→ TASK OBJECTIVE:
Gather every line holding the string "huevo".

→ MATERIAL FOR THIS EXERCISE:
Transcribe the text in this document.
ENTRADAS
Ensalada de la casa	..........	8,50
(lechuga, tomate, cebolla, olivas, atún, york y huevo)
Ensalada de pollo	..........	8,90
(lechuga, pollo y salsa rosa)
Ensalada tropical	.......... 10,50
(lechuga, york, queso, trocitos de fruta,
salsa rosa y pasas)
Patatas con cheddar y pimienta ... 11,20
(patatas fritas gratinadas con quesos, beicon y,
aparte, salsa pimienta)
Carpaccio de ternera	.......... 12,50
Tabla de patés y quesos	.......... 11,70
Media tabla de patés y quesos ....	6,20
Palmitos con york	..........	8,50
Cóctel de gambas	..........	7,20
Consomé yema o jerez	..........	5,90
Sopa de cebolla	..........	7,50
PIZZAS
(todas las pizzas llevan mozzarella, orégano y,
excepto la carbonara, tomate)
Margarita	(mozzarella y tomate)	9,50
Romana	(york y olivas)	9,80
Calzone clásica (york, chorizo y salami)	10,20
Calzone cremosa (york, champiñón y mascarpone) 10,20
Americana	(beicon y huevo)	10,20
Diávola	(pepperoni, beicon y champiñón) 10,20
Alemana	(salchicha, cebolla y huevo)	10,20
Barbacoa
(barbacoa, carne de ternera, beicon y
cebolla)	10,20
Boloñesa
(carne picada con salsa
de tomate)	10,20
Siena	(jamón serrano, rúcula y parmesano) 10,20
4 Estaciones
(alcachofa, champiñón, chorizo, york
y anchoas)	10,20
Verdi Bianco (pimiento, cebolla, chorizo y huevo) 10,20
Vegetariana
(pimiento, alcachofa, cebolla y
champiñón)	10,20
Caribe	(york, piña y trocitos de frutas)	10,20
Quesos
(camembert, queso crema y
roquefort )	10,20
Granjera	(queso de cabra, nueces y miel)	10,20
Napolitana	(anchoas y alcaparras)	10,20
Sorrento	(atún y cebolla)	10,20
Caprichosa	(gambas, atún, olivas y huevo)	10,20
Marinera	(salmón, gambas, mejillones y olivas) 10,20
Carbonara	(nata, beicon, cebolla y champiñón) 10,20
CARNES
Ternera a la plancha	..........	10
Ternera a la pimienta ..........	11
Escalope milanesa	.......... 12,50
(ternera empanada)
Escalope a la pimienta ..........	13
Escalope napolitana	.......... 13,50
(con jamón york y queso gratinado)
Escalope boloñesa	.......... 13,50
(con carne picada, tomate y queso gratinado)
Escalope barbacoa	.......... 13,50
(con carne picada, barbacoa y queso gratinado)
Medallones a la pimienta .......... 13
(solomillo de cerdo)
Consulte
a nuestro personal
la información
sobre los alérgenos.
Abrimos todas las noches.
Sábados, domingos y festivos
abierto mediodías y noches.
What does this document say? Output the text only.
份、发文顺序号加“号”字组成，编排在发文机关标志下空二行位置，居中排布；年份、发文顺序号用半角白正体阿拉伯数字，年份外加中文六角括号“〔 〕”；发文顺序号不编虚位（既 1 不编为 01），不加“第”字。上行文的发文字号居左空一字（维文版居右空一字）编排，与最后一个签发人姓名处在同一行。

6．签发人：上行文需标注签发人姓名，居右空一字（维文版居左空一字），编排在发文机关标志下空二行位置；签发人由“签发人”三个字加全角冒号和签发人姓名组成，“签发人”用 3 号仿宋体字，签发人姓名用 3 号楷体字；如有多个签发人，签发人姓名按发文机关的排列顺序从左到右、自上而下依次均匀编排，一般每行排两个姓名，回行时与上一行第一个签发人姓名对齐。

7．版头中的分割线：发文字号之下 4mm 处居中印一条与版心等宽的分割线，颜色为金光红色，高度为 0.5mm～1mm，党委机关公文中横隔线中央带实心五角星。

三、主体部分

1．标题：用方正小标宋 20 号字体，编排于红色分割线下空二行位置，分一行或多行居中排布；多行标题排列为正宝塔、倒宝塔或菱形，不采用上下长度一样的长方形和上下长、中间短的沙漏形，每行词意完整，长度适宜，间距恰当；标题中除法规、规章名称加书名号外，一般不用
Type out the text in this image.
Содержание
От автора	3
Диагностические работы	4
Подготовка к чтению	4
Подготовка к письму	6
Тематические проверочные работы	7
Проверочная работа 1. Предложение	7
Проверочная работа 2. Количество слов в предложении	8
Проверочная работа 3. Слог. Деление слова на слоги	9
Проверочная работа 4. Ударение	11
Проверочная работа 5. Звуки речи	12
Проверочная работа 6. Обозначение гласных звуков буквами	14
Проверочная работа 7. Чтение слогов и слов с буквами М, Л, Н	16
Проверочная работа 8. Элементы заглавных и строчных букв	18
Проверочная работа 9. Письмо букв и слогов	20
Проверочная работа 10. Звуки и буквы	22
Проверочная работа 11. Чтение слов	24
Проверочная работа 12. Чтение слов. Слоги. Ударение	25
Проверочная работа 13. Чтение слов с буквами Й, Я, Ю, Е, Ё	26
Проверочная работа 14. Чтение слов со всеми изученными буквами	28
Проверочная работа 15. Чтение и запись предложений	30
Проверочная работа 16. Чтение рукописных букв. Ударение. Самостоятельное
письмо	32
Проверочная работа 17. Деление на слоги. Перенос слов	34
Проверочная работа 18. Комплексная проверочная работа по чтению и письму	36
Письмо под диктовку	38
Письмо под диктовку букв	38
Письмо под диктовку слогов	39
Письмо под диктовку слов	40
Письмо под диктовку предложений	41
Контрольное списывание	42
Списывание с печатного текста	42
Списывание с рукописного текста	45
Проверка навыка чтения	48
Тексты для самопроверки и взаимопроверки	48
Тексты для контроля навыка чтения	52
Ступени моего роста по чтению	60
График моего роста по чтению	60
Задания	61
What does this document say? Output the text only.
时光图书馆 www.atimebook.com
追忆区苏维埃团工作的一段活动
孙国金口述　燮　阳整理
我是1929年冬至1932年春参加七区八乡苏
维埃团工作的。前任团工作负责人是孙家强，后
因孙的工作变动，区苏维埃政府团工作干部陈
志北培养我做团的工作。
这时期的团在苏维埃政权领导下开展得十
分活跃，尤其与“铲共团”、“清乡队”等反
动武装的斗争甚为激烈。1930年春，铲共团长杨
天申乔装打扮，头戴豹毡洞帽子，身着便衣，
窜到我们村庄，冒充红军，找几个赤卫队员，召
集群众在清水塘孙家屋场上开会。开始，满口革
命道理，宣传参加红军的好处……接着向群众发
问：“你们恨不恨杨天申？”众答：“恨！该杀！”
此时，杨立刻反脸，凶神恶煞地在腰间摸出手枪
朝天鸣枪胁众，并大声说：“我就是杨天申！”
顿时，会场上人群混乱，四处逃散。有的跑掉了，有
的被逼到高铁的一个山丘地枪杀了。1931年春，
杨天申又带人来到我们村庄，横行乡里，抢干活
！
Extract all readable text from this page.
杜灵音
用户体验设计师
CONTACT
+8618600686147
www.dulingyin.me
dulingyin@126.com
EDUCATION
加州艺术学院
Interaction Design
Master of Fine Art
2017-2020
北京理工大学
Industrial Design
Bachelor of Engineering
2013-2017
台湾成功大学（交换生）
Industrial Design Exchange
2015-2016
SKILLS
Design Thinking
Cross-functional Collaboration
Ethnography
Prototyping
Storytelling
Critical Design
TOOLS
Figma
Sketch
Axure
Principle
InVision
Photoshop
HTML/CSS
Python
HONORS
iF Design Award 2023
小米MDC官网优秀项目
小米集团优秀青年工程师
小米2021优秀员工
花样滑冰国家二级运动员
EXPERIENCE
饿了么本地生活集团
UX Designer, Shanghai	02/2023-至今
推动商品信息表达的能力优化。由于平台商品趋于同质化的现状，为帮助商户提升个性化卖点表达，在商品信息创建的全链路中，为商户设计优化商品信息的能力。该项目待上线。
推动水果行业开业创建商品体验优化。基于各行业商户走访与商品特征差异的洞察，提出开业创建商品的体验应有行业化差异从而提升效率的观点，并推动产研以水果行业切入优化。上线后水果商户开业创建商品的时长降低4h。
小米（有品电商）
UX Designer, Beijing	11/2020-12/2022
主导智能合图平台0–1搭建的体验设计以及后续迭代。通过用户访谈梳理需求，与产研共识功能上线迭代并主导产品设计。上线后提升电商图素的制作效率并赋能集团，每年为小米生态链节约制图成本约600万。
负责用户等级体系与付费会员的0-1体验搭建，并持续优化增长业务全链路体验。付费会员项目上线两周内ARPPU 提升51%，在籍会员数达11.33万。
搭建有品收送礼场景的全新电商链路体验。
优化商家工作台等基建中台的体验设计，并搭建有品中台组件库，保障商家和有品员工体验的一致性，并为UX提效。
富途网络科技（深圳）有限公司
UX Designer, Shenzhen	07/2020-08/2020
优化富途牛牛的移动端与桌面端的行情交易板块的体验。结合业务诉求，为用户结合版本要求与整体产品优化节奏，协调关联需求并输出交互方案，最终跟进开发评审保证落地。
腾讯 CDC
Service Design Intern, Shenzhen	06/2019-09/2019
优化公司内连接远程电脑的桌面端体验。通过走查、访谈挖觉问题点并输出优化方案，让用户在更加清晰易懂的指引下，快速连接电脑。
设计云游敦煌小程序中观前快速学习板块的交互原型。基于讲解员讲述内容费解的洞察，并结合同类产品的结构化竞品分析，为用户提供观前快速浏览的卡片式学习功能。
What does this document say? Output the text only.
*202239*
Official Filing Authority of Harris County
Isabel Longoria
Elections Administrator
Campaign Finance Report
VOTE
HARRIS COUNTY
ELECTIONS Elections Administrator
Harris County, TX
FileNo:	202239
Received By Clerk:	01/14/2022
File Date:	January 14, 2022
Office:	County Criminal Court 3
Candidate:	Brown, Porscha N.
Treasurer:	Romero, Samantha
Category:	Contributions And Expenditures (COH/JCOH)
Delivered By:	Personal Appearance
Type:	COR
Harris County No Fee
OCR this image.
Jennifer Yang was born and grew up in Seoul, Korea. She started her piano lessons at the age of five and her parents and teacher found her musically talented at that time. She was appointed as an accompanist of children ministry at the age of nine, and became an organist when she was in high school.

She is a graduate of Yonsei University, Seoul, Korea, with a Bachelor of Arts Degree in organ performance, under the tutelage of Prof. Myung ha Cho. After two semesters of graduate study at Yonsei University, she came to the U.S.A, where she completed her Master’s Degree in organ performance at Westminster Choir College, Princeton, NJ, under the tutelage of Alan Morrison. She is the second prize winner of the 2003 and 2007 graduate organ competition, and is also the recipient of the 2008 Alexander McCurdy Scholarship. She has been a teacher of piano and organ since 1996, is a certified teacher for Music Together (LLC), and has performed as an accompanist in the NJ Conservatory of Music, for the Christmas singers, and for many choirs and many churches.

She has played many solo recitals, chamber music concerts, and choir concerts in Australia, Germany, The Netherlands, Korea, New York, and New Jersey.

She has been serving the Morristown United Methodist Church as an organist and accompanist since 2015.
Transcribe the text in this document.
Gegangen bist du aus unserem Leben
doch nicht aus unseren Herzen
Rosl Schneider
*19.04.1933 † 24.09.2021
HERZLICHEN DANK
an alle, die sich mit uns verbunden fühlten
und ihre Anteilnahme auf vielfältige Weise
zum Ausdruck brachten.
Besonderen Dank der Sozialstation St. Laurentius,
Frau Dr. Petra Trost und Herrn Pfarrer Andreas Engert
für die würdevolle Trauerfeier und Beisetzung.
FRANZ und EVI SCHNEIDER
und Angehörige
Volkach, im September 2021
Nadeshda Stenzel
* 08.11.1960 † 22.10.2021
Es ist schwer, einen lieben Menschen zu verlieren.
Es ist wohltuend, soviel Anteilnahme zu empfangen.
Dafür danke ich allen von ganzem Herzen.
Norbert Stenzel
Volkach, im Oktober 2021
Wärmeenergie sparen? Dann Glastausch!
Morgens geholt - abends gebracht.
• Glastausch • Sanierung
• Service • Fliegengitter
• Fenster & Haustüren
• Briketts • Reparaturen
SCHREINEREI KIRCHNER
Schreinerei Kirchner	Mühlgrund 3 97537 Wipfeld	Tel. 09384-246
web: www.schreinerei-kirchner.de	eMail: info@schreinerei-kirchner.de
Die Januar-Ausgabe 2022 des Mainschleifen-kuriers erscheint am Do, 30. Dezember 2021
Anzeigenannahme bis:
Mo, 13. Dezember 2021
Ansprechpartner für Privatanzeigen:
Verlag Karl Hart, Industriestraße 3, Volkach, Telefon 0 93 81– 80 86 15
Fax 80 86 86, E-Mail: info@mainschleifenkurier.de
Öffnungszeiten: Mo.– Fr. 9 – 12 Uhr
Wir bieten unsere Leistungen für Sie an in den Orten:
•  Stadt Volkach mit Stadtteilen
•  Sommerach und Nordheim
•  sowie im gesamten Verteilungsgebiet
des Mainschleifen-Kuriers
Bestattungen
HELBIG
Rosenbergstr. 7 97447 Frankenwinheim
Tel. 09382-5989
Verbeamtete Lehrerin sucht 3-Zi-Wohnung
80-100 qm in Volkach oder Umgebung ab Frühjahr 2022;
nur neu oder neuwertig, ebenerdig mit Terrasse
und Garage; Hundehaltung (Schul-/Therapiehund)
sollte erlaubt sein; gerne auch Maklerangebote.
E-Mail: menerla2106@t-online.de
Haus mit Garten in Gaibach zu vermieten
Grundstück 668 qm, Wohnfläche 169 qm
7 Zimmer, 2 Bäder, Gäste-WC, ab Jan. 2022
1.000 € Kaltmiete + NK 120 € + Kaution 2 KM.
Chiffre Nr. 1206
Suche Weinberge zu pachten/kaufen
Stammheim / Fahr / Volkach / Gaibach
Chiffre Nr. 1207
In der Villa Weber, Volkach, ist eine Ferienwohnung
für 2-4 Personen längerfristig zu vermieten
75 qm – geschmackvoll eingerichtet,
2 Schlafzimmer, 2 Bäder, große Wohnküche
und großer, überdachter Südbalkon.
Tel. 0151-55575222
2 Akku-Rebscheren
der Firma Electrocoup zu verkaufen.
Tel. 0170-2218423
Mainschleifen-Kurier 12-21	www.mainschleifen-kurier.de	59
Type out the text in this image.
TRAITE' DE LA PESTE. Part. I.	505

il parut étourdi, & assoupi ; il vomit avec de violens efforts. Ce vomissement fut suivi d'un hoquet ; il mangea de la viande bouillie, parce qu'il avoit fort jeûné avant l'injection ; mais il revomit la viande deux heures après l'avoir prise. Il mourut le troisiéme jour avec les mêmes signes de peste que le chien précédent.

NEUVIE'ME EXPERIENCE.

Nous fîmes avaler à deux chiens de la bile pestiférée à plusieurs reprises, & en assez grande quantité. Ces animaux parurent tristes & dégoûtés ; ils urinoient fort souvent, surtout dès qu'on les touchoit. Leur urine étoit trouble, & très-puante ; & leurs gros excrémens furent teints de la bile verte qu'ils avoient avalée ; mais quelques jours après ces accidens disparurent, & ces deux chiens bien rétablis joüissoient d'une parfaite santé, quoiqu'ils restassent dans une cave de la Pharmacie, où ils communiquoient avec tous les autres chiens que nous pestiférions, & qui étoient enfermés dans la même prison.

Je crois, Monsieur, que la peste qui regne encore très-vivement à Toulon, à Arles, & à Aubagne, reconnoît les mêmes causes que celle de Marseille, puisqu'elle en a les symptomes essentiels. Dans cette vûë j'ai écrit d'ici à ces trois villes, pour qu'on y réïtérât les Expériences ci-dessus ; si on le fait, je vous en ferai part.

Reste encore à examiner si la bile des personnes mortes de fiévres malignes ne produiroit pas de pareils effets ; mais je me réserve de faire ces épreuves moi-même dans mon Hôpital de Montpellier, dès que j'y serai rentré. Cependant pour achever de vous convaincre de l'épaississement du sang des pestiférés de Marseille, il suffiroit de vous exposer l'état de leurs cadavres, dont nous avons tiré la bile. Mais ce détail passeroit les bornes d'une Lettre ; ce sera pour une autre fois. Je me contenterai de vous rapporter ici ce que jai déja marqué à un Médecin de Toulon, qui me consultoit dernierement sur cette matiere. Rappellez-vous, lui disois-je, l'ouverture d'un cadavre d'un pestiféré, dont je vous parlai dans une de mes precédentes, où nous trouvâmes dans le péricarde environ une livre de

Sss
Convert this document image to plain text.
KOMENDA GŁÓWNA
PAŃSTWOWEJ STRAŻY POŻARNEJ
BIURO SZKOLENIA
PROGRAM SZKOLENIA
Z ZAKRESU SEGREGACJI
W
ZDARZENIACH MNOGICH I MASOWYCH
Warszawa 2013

→ CORRECT ANSWER:
(lechuga, tomate, cebolla, olivas, atún, york y huevo)
Americana	(beicon y huevo)	10,20
Alemana	(salchicha, cebolla y huevo)	10,20
Verdi Bianco (pimiento, cebolla, chorizo y huevo) 10,20
Caprichosa	(gambas, atún, olivas y huevo)	10,20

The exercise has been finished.